# START OF Excerpted data

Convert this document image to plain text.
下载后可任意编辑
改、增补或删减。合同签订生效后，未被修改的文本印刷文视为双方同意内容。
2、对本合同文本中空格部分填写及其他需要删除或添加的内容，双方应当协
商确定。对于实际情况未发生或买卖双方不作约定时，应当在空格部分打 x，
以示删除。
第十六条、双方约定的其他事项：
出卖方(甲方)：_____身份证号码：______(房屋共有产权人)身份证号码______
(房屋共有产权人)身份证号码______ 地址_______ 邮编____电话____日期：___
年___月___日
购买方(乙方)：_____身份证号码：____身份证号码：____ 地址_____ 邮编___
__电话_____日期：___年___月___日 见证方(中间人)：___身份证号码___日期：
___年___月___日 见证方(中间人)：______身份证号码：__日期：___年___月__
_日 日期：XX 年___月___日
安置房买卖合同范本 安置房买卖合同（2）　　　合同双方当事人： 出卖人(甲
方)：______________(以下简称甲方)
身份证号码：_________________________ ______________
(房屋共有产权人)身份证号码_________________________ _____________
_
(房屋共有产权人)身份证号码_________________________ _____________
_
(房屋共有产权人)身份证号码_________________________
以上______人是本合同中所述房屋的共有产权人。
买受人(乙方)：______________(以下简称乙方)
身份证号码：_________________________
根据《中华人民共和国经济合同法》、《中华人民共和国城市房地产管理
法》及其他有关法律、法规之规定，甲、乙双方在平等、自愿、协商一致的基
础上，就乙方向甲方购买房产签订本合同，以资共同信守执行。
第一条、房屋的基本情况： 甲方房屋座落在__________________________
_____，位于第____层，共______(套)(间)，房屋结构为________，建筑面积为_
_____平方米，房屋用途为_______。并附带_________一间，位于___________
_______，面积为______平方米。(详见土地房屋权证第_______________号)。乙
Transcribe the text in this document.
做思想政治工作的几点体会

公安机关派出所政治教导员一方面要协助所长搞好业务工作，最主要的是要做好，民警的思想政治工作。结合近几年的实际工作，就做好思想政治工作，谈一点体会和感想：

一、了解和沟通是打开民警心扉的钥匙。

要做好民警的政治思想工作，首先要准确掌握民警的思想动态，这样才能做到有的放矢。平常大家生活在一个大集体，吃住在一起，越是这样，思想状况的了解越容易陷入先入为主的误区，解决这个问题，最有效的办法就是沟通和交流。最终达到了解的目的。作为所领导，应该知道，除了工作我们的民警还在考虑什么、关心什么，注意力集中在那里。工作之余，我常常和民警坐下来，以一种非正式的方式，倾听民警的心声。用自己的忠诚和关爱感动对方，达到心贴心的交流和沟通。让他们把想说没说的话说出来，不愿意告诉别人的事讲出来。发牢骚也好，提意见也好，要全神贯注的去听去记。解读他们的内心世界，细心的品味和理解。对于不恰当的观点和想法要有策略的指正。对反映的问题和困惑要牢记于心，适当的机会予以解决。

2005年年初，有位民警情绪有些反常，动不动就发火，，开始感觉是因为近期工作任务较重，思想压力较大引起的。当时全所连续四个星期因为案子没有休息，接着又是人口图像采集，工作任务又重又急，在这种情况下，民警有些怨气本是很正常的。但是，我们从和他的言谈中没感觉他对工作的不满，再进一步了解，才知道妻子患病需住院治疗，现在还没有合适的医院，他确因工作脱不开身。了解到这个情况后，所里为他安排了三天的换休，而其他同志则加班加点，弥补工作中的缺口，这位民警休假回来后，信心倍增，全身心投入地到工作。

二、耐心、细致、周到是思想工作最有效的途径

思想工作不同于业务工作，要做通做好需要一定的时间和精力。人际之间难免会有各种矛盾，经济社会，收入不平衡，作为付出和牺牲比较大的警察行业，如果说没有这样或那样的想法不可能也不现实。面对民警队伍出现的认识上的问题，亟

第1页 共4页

# END OF Excerpted data
# START OF Excerpted data

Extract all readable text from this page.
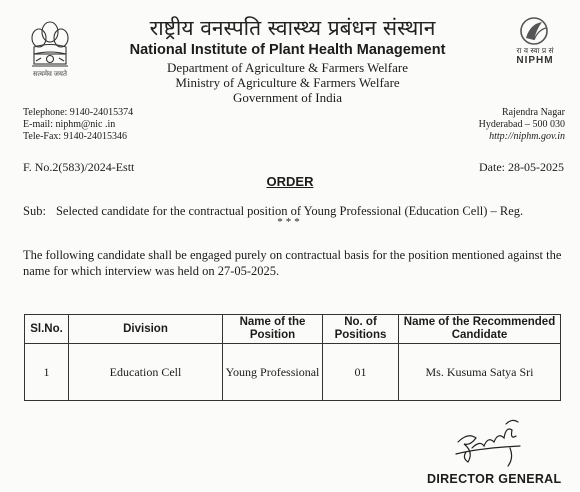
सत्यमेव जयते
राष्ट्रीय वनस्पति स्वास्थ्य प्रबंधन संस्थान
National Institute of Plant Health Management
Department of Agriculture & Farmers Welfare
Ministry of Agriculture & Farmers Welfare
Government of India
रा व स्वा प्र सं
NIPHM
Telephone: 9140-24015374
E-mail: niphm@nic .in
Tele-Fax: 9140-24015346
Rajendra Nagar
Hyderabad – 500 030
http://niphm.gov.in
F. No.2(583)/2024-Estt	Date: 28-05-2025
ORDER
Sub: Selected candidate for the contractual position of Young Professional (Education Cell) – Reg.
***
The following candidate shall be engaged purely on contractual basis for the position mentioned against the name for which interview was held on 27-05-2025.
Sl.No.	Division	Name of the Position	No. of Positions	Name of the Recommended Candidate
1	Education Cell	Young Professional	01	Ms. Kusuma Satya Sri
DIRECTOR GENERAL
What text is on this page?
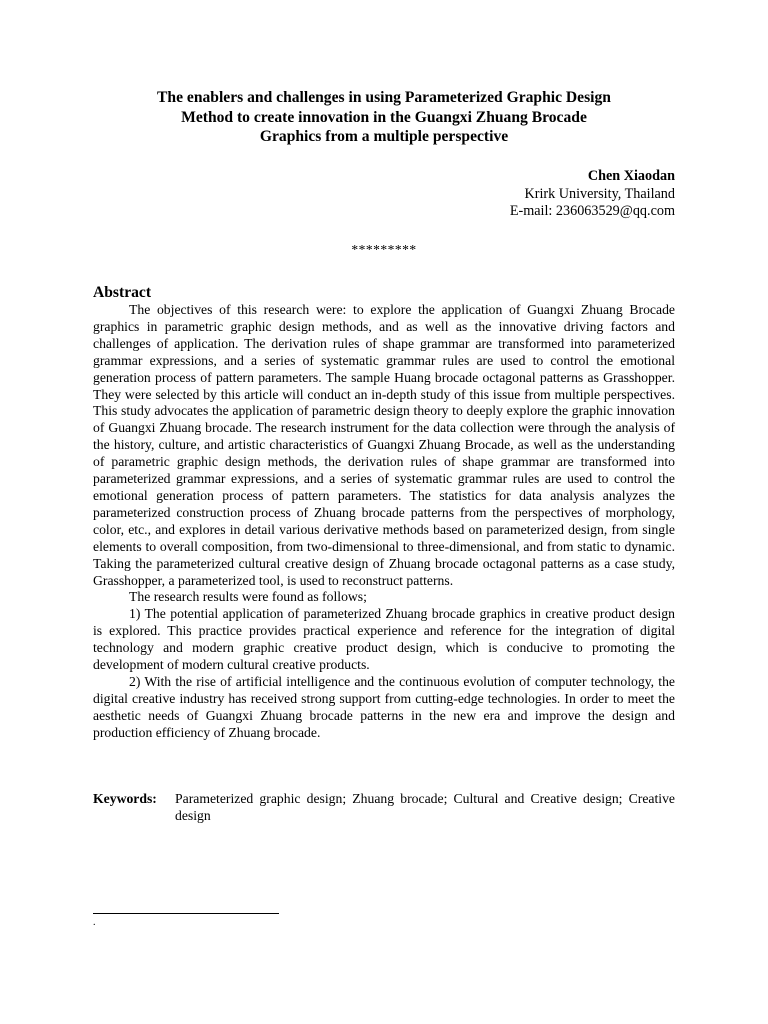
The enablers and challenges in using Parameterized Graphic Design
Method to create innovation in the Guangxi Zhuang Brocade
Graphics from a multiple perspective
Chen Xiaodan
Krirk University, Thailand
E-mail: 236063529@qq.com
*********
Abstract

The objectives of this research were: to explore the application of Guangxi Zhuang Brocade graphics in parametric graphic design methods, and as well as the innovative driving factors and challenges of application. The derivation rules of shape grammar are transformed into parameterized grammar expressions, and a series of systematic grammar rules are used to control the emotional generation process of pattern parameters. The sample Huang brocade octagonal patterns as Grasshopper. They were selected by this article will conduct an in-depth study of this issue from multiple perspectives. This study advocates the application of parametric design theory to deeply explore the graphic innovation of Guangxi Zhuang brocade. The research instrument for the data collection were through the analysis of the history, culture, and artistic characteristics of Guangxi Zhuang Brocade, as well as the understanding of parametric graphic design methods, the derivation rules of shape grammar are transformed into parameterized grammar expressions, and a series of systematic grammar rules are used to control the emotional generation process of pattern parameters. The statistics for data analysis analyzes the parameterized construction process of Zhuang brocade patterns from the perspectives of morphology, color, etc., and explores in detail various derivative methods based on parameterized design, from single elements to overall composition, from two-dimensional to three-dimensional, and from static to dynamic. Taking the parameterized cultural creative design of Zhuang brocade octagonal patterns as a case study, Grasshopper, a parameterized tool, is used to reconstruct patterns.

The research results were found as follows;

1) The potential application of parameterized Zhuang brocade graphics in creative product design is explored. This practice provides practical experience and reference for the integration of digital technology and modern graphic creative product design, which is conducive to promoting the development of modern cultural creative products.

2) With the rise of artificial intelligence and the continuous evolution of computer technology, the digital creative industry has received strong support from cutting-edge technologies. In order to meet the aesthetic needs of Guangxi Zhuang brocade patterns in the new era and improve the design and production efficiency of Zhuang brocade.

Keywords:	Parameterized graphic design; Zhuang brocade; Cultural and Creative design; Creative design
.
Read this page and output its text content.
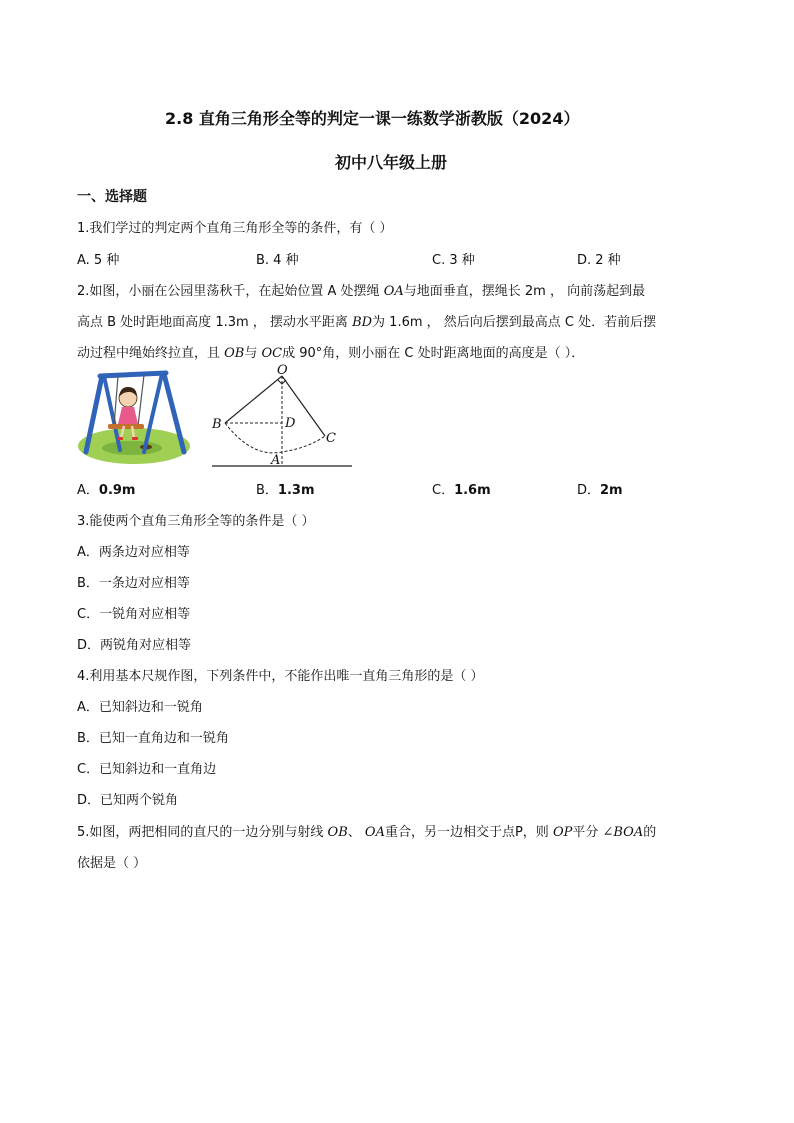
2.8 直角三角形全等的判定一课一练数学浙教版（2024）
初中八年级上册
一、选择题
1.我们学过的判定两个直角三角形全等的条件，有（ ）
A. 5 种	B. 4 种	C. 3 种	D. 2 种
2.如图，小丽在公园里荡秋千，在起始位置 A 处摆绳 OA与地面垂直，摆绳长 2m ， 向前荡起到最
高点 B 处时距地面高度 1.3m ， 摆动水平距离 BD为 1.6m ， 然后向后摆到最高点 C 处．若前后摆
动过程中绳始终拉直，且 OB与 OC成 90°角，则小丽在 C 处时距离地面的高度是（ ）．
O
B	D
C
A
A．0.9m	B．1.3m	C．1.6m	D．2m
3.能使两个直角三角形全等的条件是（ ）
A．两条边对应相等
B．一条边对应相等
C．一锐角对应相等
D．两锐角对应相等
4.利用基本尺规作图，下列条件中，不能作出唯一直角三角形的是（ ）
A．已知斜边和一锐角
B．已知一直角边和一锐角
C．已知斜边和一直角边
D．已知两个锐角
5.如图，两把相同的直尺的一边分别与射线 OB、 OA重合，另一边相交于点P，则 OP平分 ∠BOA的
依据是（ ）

# END OF Excerpted data

### Brief
Search the entries for the word "which", then gather every line that has it.

### The answer
The following candidate shall be engaged purely on contractual basis for the position mentioned against the name for which interview was held on 27-05-2025.
1) The potential application of parameterized Zhuang brocade graphics in creative product design is explored. This practice provides practical experience and reference for the integration of digital technology and modern graphic creative product design, which is conducive to promoting the development of modern cultural creative products.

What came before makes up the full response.